[Exercise instructions]: Each line containing the word "this" needs to be copied.

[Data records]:
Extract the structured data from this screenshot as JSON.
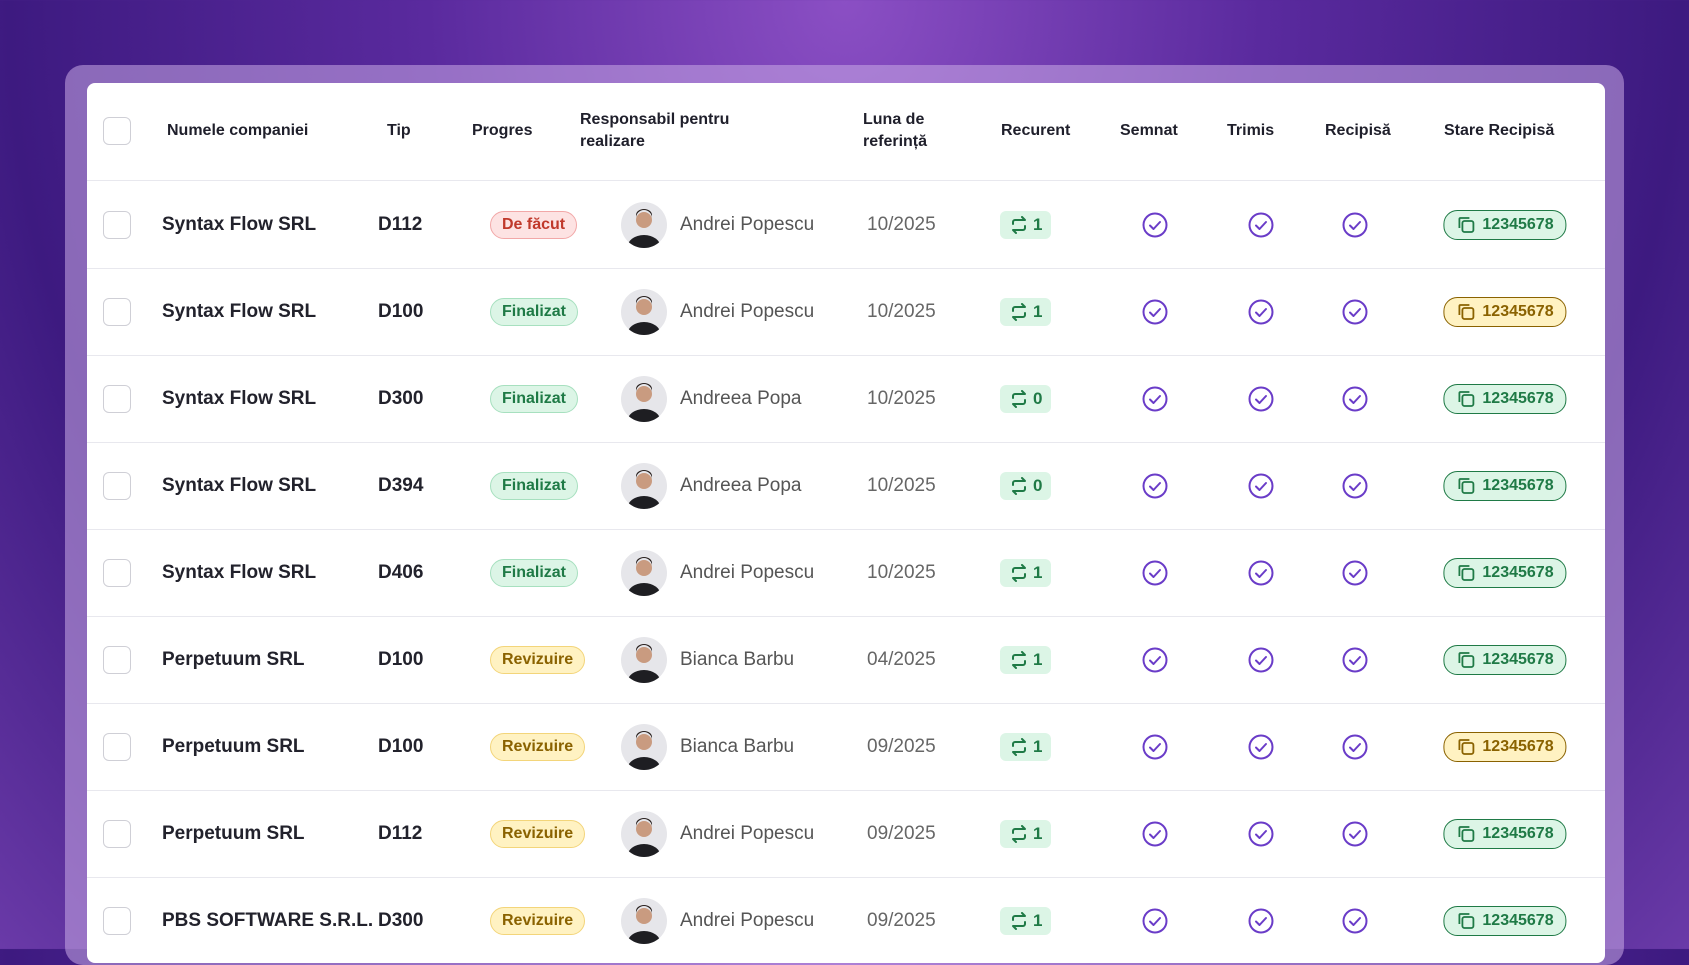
{
  "table": {
    "headers": [
      "Numele companiei",
      "Tip",
      "Progres",
      "Responsabil pentru realizare",
      "Luna de referință",
      "Recurent",
      "Semnat",
      "Trimis",
      "Recipisă",
      "Stare Recipisă"
    ],
    "rows": [
      {
        "company": "Syntax Flow SRL",
        "tip": "D112",
        "progres": "De făcut",
        "progres_tone": "red",
        "person": "Andrei Popescu",
        "month": "10/2025",
        "recurent": 1,
        "receipt": "12345678",
        "receipt_tone": "green"
      },
      {
        "company": "Syntax Flow SRL",
        "tip": "D100",
        "progres": "Finalizat",
        "progres_tone": "green",
        "person": "Andrei Popescu",
        "month": "10/2025",
        "recurent": 1,
        "receipt": "12345678",
        "receipt_tone": "yellow"
      },
      {
        "company": "Syntax Flow SRL",
        "tip": "D300",
        "progres": "Finalizat",
        "progres_tone": "green",
        "person": "Andreea Popa",
        "month": "10/2025",
        "recurent": 0,
        "receipt": "12345678",
        "receipt_tone": "green"
      },
      {
        "company": "Syntax Flow SRL",
        "tip": "D394",
        "progres": "Finalizat",
        "progres_tone": "green",
        "person": "Andreea Popa",
        "month": "10/2025",
        "recurent": 0,
        "receipt": "12345678",
        "receipt_tone": "green"
      },
      {
        "company": "Syntax Flow SRL",
        "tip": "D406",
        "progres": "Finalizat",
        "progres_tone": "green",
        "person": "Andrei Popescu",
        "month": "10/2025",
        "recurent": 1,
        "receipt": "12345678",
        "receipt_tone": "green"
      },
      {
        "company": "Perpetuum SRL",
        "tip": "D100",
        "progres": "Revizuire",
        "progres_tone": "yellow",
        "person": "Bianca Barbu",
        "month": "04/2025",
        "recurent": 1,
        "receipt": "12345678",
        "receipt_tone": "green"
      },
      {
        "company": "Perpetuum SRL",
        "tip": "D100",
        "progres": "Revizuire",
        "progres_tone": "yellow",
        "person": "Bianca Barbu",
        "month": "09/2025",
        "recurent": 1,
        "receipt": "12345678",
        "receipt_tone": "yellow"
      },
      {
        "company": "Perpetuum SRL",
        "tip": "D112",
        "progres": "Revizuire",
        "progres_tone": "yellow",
        "person": "Andrei Popescu",
        "month": "09/2025",
        "recurent": 1,
        "receipt": "12345678",
        "receipt_tone": "green"
      },
      {
        "company": "PBS SOFTWARE S.R.L.",
        "tip": "D300",
        "progres": "Revizuire",
        "progres_tone": "yellow",
        "person": "Andrei Popescu",
        "month": "09/2025",
        "recurent": 1,
        "receipt": "12345678",
        "receipt_tone": "green"
      }
    ]
  }
}
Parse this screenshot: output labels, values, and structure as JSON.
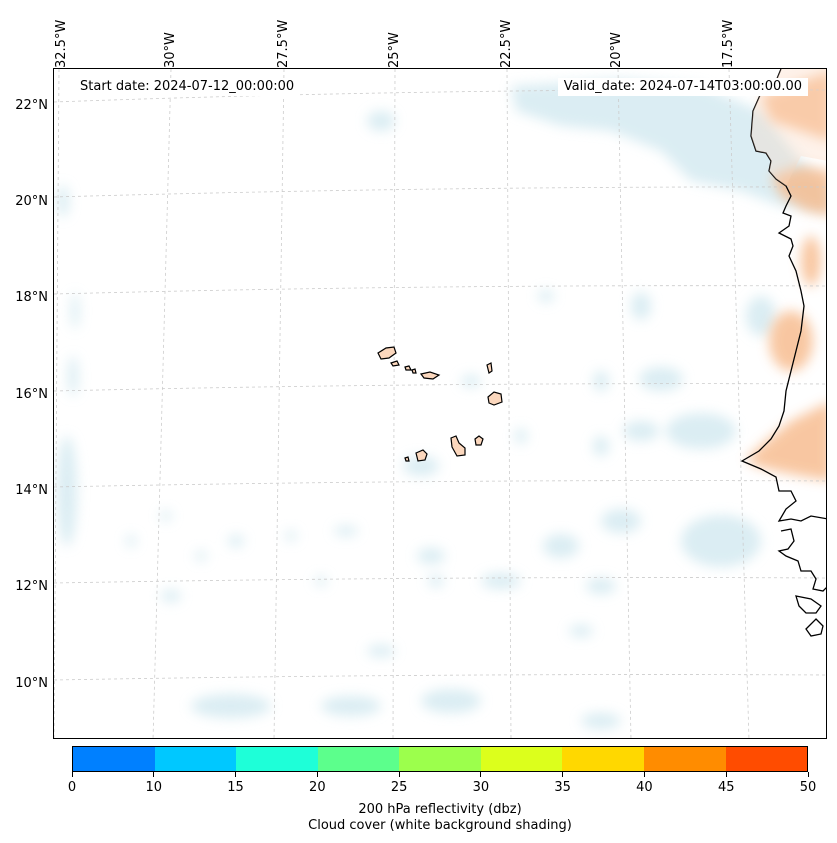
{
  "map": {
    "start_date_text": "Start date: 2024-07-12_00:00:00",
    "valid_date_text": "Valid_date: 2024-07-14T03:00:00.00",
    "lon_labels": [
      "32.5°W",
      "30°W",
      "27.5°W",
      "25°W",
      "22.5°W",
      "20°W",
      "17.5°W"
    ],
    "lat_labels": [
      "22°N",
      "20°N",
      "18°N",
      "16°N",
      "14°N",
      "12°N",
      "10°N"
    ],
    "land_color": "#fbd7bd",
    "cloud_color": "#cfe7ef",
    "reflectivity_shading_color": "#f7b98a"
  },
  "colorbar": {
    "tick_labels": [
      "0",
      "10",
      "15",
      "20",
      "25",
      "30",
      "35",
      "40",
      "45",
      "50"
    ],
    "colors": [
      "#0080ff",
      "#00c8ff",
      "#1effd8",
      "#5cff8c",
      "#9cff4c",
      "#dcff1c",
      "#ffd800",
      "#ff8c00",
      "#ff4c00"
    ],
    "label": "200 hPa reflectivity (dbz)",
    "sublabel": "Cloud cover (white background shading)"
  }
}
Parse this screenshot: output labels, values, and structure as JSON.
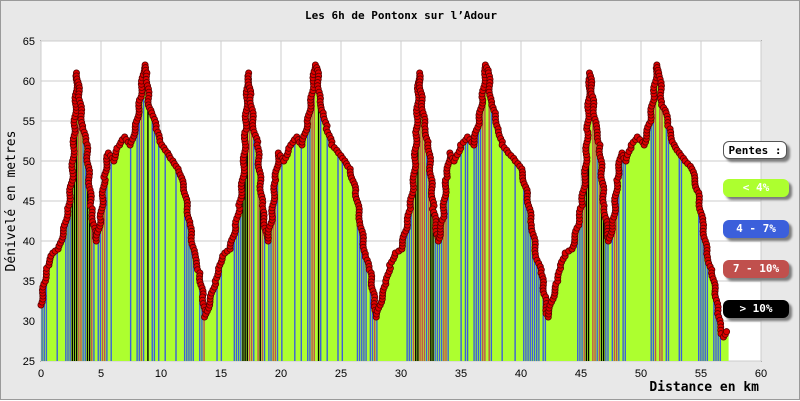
{
  "chart_data": {
    "type": "area",
    "title": "Les 6h de Pontonx sur l’Adour",
    "xlabel": "Distance en km",
    "ylabel": "Dénivelé en metres",
    "xlim": [
      0,
      60
    ],
    "ylim": [
      25,
      65
    ],
    "x_ticks": [
      "0",
      "5",
      "10",
      "15",
      "20",
      "25",
      "30",
      "35",
      "40",
      "45",
      "50",
      "55",
      "60"
    ],
    "y_ticks": [
      "25",
      "30",
      "35",
      "40",
      "45",
      "50",
      "55",
      "60",
      "65"
    ],
    "grid": true,
    "legend_position": "right",
    "legend": {
      "title": "Pentes :",
      "items": [
        {
          "label": "< 4%",
          "color": "#adff2f",
          "text_color": "#ffffff"
        },
        {
          "label": "4 - 7%",
          "color": "#3b5fdb",
          "text_color": "#ffffff"
        },
        {
          "label": "7 - 10%",
          "color": "#c0504d",
          "text_color": "#ffffff"
        },
        {
          "label": "> 10%",
          "color": "#000000",
          "text_color": "#ffffff"
        }
      ]
    },
    "lap_profile": {
      "x": [
        0,
        0.3,
        0.6,
        1.0,
        1.5,
        2.0,
        2.3,
        2.6,
        2.8,
        3.0,
        3.2,
        3.5,
        3.8,
        4.2,
        4.6,
        5.0,
        5.3,
        5.6,
        6.0,
        6.5,
        7.0,
        7.5,
        8.0,
        8.3,
        8.6,
        8.8,
        9.0,
        9.3,
        9.6,
        10.0,
        10.5,
        11.0,
        11.5,
        12.0,
        12.4,
        12.8,
        13.2,
        13.5,
        13.7
      ],
      "y": [
        32,
        35,
        37,
        38.5,
        39,
        42,
        44.5,
        48,
        54,
        61,
        58,
        54,
        52,
        44,
        40,
        43,
        48,
        51,
        50,
        52,
        53,
        52,
        55,
        58,
        62,
        61,
        57,
        56,
        54,
        52,
        51,
        50,
        49,
        46,
        42,
        38,
        36,
        33,
        30.5
      ]
    },
    "laps": {
      "count": 4,
      "length_km": 14.25
    },
    "series": [
      {
        "name": "",
        "color": "#adff2f"
      }
    ],
    "colors": {
      "fill": "#adff2f",
      "marker": "#dd0000",
      "marker_edge": "#550000",
      "plot_bg": "#ffffff",
      "grid": "#cccccc",
      "frame_bg": "#e8e8e8"
    }
  }
}
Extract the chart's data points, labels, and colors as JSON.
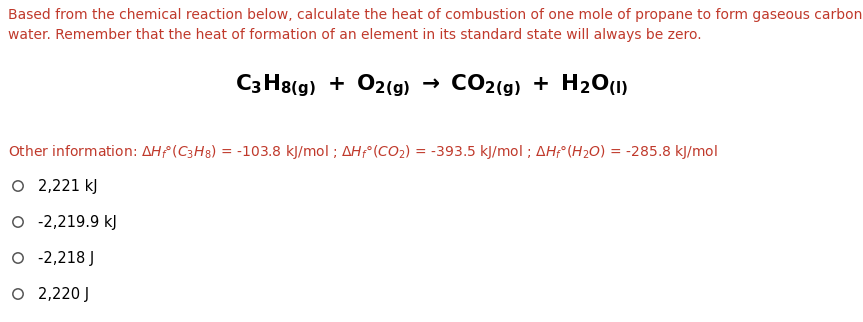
{
  "background_color": "#ffffff",
  "para_line1": "Based from the chemical reaction below, calculate the heat of combustion of one mole of propane to form gaseous carbon dioxide and liquid",
  "para_line2": "water. Remember that the heat of formation of an element in its standard state will always be zero.",
  "para_color": "#c0392b",
  "para_fontsize": 10.0,
  "eq_color": "#000000",
  "eq_fontsize": 15.5,
  "info_color": "#c0392b",
  "info_fontsize": 10.0,
  "options": [
    {
      "label": "2,221 kJ"
    },
    {
      "label": "-2,219.9 kJ"
    },
    {
      "label": "-2,218 J"
    },
    {
      "label": "2,220 J"
    }
  ],
  "option_color": "#000000",
  "option_fontsize": 10.5,
  "circle_color": "#555555"
}
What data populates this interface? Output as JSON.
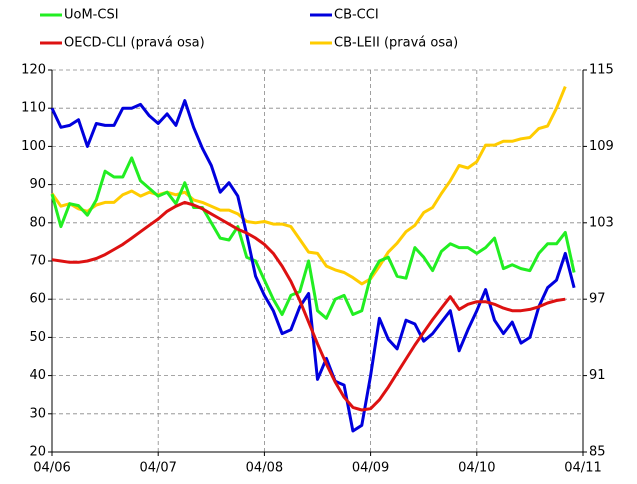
{
  "chart_data": {
    "type": "line",
    "categories": [
      "04/06",
      null,
      null,
      null,
      null,
      null,
      null,
      null,
      null,
      null,
      null,
      null,
      "04/07",
      null,
      null,
      null,
      null,
      null,
      null,
      null,
      null,
      null,
      null,
      null,
      "04/08",
      null,
      null,
      null,
      null,
      null,
      null,
      null,
      null,
      null,
      null,
      null,
      "04/09",
      null,
      null,
      null,
      null,
      null,
      null,
      null,
      null,
      null,
      null,
      null,
      "04/10",
      null,
      null,
      null,
      null,
      null,
      null,
      null,
      null,
      null,
      null,
      null,
      "04/11"
    ],
    "ylim": [
      20,
      120
    ],
    "yticks": [
      20,
      30,
      40,
      50,
      60,
      70,
      80,
      90,
      100,
      110,
      120
    ],
    "y2lim": [
      85,
      115
    ],
    "y2ticks": [
      85,
      91,
      97,
      103,
      109,
      115
    ],
    "grid": true,
    "legend": "top",
    "series": [
      {
        "name": "UoM-CSI",
        "color": "#22ee22",
        "values": [
          87.5,
          79,
          85,
          84.5,
          82,
          86,
          93.5,
          92,
          92,
          97,
          91,
          89,
          87,
          88,
          85,
          90.5,
          84,
          84,
          80,
          76,
          75.5,
          79,
          71,
          70,
          65,
          60,
          56,
          61,
          62,
          70,
          57,
          55,
          60,
          61,
          56,
          57,
          66,
          70,
          71,
          66,
          65.5,
          73.5,
          71,
          67.5,
          72.5,
          74.5,
          73.5,
          73.5,
          72,
          73.5,
          76,
          68,
          69,
          68,
          67.5,
          72,
          74.5,
          74.5,
          77.5,
          67,
          null
        ]
      },
      {
        "name": "CB-CCI",
        "color": "#0000dd",
        "values": [
          110,
          105,
          105.5,
          107,
          100,
          106,
          105.5,
          105.5,
          110,
          110,
          111,
          108,
          106,
          108.5,
          105.5,
          112,
          105,
          99.5,
          95,
          88,
          90.5,
          87,
          77,
          66,
          61,
          57,
          51,
          52,
          58,
          61.5,
          39,
          44.5,
          38.5,
          37.5,
          25.5,
          27,
          40,
          55,
          49.5,
          47,
          54.5,
          53.5,
          49,
          51,
          54,
          57,
          46.5,
          52,
          57,
          62.5,
          54.5,
          51,
          54,
          48.5,
          50,
          58,
          63,
          65,
          72,
          63,
          null
        ]
      },
      {
        "name": "OECD-CLI (pravá osa)",
        "color": "#dd1111",
        "axis": "y2",
        "values": [
          100.1,
          100.0,
          99.9,
          99.9,
          100.0,
          100.2,
          100.5,
          100.9,
          101.3,
          101.8,
          102.3,
          102.8,
          103.3,
          103.9,
          104.3,
          104.6,
          104.4,
          104.1,
          103.7,
          103.3,
          102.9,
          102.5,
          102.2,
          101.8,
          101.3,
          100.6,
          99.6,
          98.4,
          96.9,
          95.2,
          93.5,
          91.9,
          90.5,
          89.3,
          88.5,
          88.3,
          88.4,
          89.1,
          90.1,
          91.2,
          92.3,
          93.4,
          94.4,
          95.4,
          96.3,
          97.2,
          96.2,
          96.6,
          96.8,
          96.8,
          96.6,
          96.3,
          96.1,
          96.1,
          96.2,
          96.4,
          96.7,
          96.9,
          97.0,
          null,
          null
        ]
      },
      {
        "name": "CB-LEII (pravá osa)",
        "color": "#ffcc00",
        "axis": "y2",
        "values": [
          105.3,
          104.3,
          104.5,
          104.1,
          103.9,
          104.4,
          104.6,
          104.6,
          105.2,
          105.5,
          105.1,
          105.4,
          105.2,
          105.4,
          105.2,
          105.4,
          104.8,
          104.6,
          104.3,
          104.0,
          104.0,
          103.7,
          103.1,
          103.0,
          103.1,
          102.9,
          102.9,
          102.7,
          101.7,
          100.7,
          100.6,
          99.6,
          99.3,
          99.1,
          98.7,
          98.2,
          98.6,
          99.6,
          100.7,
          101.4,
          102.3,
          102.8,
          103.8,
          104.2,
          105.3,
          106.3,
          107.5,
          107.3,
          107.8,
          109.1,
          109.1,
          109.4,
          109.4,
          109.6,
          109.7,
          110.4,
          110.6,
          112.0,
          113.7,
          null,
          null
        ]
      }
    ]
  }
}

[Answer for the task]:
Extract the structured data from this screenshot as JSON.
Parse this screenshot: output labels, values, and structure as JSON.
Parse this screenshot: output labels, values, and structure as JSON.
What data populates this interface? Output as JSON.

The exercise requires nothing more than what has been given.